• Extracted records
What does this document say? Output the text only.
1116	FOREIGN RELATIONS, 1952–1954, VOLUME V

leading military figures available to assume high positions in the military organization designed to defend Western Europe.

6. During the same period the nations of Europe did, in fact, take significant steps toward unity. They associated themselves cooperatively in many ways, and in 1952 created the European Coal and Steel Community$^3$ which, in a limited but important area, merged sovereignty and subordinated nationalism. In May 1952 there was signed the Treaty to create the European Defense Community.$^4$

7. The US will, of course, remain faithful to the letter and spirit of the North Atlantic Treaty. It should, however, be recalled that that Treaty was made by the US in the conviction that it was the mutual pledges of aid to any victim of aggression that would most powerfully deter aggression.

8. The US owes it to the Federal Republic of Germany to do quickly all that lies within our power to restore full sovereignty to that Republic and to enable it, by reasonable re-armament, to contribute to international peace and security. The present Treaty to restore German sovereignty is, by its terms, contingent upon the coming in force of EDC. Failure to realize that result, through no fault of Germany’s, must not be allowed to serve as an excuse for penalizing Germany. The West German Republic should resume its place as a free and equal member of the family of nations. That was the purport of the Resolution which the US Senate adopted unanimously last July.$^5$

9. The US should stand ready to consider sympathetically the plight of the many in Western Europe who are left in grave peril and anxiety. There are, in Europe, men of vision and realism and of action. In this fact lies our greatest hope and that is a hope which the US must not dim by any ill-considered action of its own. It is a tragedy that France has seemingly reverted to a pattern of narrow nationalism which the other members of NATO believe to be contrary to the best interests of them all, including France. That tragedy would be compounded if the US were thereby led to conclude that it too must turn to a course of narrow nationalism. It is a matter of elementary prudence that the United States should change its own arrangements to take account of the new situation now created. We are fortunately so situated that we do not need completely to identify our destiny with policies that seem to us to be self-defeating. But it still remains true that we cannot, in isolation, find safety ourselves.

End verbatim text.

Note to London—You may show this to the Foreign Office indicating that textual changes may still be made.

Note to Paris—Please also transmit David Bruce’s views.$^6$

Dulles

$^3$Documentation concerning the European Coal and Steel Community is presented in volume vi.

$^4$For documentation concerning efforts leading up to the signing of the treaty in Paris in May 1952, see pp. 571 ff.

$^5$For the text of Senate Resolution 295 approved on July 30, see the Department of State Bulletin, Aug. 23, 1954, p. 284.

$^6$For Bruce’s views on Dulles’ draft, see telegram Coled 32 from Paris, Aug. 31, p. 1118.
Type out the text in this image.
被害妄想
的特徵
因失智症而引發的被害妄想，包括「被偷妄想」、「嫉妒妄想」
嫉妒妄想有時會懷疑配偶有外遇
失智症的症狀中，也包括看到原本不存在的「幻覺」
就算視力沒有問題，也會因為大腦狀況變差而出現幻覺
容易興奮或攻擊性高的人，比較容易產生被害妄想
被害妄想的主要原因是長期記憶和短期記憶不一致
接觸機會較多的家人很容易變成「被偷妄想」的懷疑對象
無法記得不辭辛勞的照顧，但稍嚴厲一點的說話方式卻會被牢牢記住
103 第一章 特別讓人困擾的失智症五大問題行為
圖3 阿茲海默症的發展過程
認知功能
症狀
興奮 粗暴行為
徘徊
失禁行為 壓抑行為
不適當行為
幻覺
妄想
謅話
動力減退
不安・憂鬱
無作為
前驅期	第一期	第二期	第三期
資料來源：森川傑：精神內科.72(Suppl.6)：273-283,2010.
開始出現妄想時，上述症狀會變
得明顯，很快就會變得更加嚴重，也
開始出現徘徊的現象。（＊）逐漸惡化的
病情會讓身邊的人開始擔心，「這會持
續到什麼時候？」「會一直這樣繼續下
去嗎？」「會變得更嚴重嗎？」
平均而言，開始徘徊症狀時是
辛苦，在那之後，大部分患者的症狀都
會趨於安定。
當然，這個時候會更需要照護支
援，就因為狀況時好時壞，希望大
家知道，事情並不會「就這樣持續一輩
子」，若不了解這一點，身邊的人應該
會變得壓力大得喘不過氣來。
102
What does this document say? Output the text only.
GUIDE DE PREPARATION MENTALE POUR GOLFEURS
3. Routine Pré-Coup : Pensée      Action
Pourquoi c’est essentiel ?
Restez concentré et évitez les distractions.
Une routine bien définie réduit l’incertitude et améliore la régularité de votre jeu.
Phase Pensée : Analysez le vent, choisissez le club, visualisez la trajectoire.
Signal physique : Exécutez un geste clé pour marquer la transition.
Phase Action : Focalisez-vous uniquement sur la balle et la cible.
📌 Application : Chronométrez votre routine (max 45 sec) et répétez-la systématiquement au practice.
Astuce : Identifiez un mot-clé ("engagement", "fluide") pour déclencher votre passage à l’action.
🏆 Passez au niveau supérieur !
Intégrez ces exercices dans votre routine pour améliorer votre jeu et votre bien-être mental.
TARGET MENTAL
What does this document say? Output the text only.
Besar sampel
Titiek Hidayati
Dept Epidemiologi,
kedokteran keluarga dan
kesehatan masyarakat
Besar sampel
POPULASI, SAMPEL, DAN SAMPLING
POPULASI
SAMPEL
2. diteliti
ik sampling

• DIRECTIVE
Pull out every line of the entries that includes the word "被偷妄想".

• FINISHED ANSWER
因失智症而引發的被害妄想，包括「被偷妄想」、「嫉妒妄想」
接觸機會較多的家人很容易變成「被偷妄想」的懷疑對象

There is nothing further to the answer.